··· Records

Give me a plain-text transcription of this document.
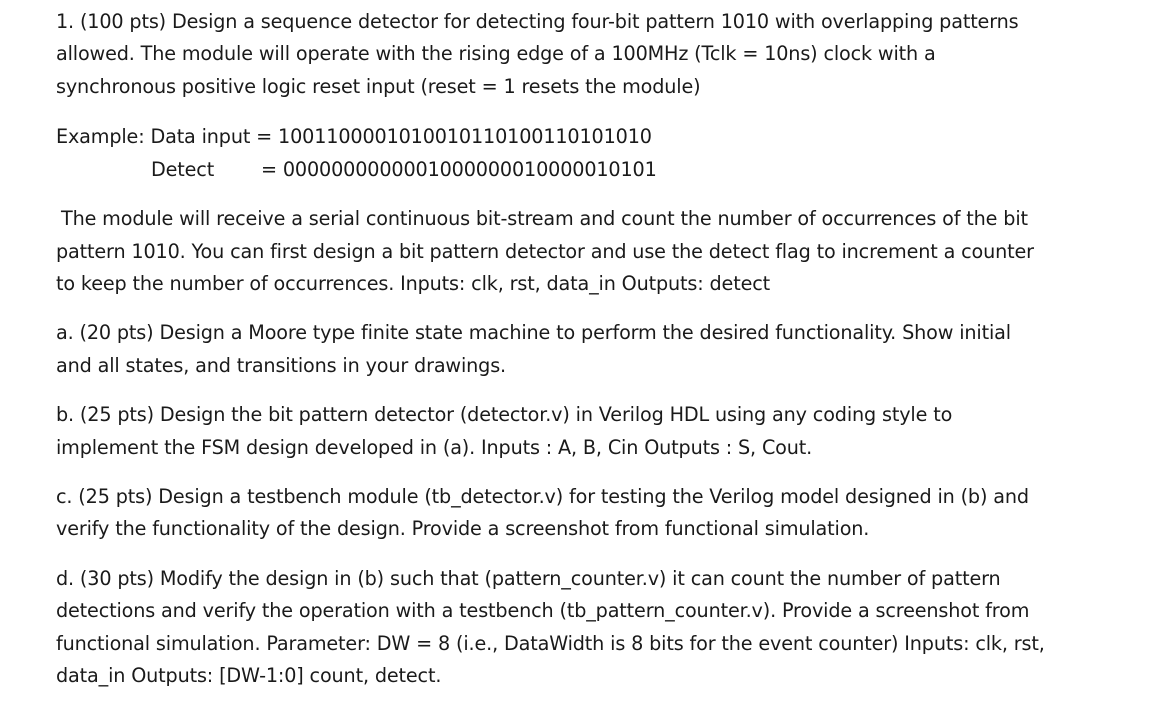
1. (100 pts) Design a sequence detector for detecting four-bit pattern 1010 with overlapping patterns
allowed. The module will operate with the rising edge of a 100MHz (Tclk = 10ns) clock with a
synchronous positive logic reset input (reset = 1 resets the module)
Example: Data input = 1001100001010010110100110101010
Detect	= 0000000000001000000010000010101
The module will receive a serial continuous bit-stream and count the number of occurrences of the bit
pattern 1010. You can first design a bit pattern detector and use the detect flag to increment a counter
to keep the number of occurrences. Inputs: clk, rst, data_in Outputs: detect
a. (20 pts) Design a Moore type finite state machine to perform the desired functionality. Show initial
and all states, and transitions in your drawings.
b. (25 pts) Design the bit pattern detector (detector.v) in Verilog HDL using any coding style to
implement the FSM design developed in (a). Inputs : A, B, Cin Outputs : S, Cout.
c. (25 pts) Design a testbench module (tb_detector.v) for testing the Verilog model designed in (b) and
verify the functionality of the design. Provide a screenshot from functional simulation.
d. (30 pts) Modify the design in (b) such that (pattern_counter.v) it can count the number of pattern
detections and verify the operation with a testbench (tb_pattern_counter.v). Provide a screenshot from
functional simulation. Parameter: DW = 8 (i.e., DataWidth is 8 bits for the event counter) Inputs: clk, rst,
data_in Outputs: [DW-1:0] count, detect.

······
··· Records

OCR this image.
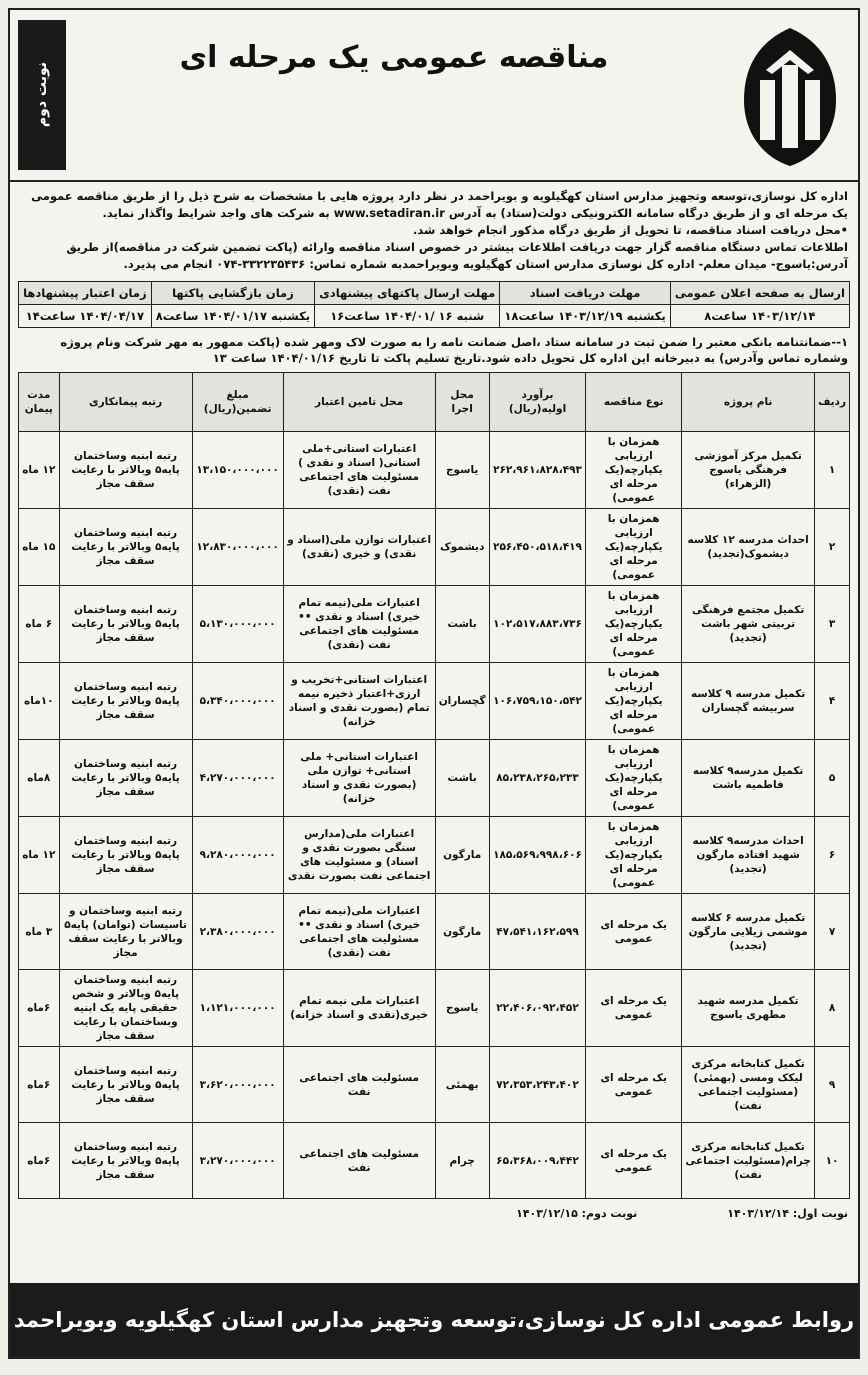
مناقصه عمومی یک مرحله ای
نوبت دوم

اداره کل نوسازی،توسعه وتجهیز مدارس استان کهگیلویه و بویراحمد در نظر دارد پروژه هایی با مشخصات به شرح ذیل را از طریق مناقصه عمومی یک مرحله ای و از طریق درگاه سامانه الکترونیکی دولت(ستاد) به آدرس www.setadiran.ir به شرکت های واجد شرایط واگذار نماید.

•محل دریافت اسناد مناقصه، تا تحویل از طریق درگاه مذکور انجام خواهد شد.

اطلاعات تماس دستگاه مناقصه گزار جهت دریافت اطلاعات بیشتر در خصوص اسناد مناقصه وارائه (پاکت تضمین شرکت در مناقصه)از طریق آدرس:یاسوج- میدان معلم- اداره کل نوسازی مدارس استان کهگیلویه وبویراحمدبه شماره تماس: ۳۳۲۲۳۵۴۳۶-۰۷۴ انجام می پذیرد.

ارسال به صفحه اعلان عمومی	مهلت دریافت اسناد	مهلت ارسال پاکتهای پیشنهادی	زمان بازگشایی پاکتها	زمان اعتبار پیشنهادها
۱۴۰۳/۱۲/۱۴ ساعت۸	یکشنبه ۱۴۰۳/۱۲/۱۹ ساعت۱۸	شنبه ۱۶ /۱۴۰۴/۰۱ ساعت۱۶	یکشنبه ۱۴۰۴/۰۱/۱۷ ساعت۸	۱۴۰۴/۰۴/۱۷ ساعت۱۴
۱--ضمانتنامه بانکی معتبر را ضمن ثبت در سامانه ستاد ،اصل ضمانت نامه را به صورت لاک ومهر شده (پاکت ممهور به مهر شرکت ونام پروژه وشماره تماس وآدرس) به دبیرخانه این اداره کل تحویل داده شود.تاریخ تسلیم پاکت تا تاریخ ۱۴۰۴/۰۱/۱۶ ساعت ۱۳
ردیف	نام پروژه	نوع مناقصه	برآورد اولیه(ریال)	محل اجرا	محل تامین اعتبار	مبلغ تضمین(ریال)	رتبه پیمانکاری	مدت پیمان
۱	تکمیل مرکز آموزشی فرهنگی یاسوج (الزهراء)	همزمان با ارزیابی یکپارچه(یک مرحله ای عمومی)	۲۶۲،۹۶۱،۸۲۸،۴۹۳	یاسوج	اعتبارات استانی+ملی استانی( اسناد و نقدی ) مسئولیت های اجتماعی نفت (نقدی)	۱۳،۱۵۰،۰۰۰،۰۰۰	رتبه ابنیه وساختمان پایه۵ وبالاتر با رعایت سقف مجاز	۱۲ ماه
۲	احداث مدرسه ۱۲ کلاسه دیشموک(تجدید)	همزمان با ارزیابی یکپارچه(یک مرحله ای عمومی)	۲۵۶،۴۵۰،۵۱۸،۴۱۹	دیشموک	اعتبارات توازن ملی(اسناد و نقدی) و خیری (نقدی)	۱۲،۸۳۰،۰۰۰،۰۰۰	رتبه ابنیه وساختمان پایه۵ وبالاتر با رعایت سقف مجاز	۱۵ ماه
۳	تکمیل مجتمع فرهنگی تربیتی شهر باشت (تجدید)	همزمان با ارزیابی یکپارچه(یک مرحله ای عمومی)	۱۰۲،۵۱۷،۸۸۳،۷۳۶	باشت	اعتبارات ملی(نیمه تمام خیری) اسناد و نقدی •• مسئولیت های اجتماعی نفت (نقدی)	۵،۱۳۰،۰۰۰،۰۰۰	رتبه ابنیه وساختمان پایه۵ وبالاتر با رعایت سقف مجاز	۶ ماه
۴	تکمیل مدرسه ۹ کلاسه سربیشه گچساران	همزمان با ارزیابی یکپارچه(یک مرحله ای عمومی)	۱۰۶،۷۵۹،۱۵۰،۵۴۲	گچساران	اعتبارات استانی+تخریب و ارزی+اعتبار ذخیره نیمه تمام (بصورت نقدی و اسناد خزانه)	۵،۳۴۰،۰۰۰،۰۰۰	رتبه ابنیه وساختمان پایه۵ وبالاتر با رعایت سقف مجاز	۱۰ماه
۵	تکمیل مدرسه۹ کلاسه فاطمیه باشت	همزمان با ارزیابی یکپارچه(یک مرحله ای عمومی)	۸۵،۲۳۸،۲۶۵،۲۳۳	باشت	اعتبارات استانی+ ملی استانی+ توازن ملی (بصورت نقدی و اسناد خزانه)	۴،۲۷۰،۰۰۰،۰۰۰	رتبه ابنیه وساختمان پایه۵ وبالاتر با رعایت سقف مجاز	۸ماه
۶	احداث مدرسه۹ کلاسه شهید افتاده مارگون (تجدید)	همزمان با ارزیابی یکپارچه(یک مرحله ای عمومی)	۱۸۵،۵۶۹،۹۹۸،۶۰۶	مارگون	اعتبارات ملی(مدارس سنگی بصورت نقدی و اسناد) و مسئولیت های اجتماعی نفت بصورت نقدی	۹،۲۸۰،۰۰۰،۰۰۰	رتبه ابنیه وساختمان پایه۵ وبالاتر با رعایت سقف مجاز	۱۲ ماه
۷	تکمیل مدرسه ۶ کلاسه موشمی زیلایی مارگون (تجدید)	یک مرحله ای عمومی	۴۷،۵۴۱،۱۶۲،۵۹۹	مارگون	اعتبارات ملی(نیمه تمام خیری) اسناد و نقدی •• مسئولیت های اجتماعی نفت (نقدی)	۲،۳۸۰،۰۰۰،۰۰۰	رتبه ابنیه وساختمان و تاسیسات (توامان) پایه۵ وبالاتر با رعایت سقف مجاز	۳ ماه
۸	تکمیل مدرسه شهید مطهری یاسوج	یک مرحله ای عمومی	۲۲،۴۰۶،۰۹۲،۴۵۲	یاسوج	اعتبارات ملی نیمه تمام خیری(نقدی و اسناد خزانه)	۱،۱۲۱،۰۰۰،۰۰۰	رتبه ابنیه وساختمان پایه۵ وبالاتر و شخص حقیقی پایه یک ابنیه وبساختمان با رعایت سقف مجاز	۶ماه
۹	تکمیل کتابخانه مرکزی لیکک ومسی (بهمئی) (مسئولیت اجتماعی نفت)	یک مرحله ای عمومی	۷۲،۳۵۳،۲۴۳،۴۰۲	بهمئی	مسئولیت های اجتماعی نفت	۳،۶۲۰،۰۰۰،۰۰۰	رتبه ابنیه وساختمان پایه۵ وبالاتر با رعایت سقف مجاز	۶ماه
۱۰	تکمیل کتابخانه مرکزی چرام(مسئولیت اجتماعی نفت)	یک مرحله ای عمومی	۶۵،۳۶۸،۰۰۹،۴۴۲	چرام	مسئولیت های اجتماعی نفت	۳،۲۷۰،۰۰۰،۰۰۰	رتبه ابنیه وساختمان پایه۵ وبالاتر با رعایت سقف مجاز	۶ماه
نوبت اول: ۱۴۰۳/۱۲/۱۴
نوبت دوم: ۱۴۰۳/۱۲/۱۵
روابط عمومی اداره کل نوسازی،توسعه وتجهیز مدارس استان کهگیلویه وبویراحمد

······

- **Task requirements**
The lines to collect are those holding the string "کتابخانه"; copy them all.

- **Reply to the exercise**
۹	تکمیل کتابخانه مرکزی لیکک ومسی (بهمئی) (مسئولیت اجتماعی نفت)	یک مرحله ای عمومی	۷۲،۳۵۳،۲۴۳،۴۰۲	بهمئی	مسئولیت های اجتماعی نفت	۳،۶۲۰،۰۰۰،۰۰۰	رتبه ابنیه وساختمان پایه۵ وبالاتر با رعایت سقف مجاز	۶ماه
۱۰	تکمیل کتابخانه مرکزی چرام(مسئولیت اجتماعی نفت)	یک مرحله ای عمومی	۶۵،۳۶۸،۰۰۹،۴۴۲	چرام	مسئولیت های اجتماعی نفت	۳،۲۷۰،۰۰۰،۰۰۰	رتبه ابنیه وساختمان پایه۵ وبالاتر با رعایت سقف مجاز	۶ماه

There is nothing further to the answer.